*** Material shown ***

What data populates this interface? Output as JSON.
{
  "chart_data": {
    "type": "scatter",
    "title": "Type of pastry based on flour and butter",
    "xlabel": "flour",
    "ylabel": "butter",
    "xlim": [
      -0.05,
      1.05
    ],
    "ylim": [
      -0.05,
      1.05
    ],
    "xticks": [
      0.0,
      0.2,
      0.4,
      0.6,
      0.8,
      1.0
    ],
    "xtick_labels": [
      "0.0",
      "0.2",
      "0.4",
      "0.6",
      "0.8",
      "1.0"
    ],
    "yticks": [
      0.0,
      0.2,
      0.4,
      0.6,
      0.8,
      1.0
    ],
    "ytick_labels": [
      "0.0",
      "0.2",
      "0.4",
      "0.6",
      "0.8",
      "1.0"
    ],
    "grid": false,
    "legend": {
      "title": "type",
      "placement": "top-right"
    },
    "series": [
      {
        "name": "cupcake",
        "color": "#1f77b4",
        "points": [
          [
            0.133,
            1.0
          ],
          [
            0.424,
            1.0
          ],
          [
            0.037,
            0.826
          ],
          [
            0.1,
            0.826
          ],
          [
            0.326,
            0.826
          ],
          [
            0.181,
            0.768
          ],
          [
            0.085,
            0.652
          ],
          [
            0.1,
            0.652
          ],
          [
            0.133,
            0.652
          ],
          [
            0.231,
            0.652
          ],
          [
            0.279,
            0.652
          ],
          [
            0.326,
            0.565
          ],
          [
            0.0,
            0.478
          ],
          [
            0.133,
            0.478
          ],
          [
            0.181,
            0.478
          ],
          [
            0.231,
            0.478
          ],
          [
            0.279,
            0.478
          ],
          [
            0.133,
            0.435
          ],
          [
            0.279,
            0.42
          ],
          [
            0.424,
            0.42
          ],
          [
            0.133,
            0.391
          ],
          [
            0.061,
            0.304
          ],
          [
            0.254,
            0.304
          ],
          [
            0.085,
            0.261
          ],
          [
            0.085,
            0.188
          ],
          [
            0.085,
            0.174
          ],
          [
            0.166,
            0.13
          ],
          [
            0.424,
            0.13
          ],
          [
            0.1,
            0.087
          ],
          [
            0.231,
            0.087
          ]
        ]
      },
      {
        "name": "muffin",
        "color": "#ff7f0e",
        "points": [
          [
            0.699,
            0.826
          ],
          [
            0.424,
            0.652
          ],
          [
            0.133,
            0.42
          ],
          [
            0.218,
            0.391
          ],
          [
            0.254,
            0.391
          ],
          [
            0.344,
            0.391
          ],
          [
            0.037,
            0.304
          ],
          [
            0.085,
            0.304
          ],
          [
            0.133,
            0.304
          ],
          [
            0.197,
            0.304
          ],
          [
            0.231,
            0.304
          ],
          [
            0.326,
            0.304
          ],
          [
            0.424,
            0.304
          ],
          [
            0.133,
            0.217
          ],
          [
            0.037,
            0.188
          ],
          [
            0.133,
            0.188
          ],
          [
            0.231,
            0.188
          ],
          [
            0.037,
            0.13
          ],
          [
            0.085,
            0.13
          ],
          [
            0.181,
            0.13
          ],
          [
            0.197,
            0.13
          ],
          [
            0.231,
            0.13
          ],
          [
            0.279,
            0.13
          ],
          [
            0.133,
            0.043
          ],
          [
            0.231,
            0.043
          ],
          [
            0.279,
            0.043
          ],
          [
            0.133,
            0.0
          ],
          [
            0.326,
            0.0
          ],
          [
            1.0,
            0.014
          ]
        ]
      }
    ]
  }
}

***

▸ The exercise: Filter the data, keeping only the lines that contain "butter".

▸ Written answer:
    "title": "Type of pastry based on flour and butter",
    "ylabel": "butter",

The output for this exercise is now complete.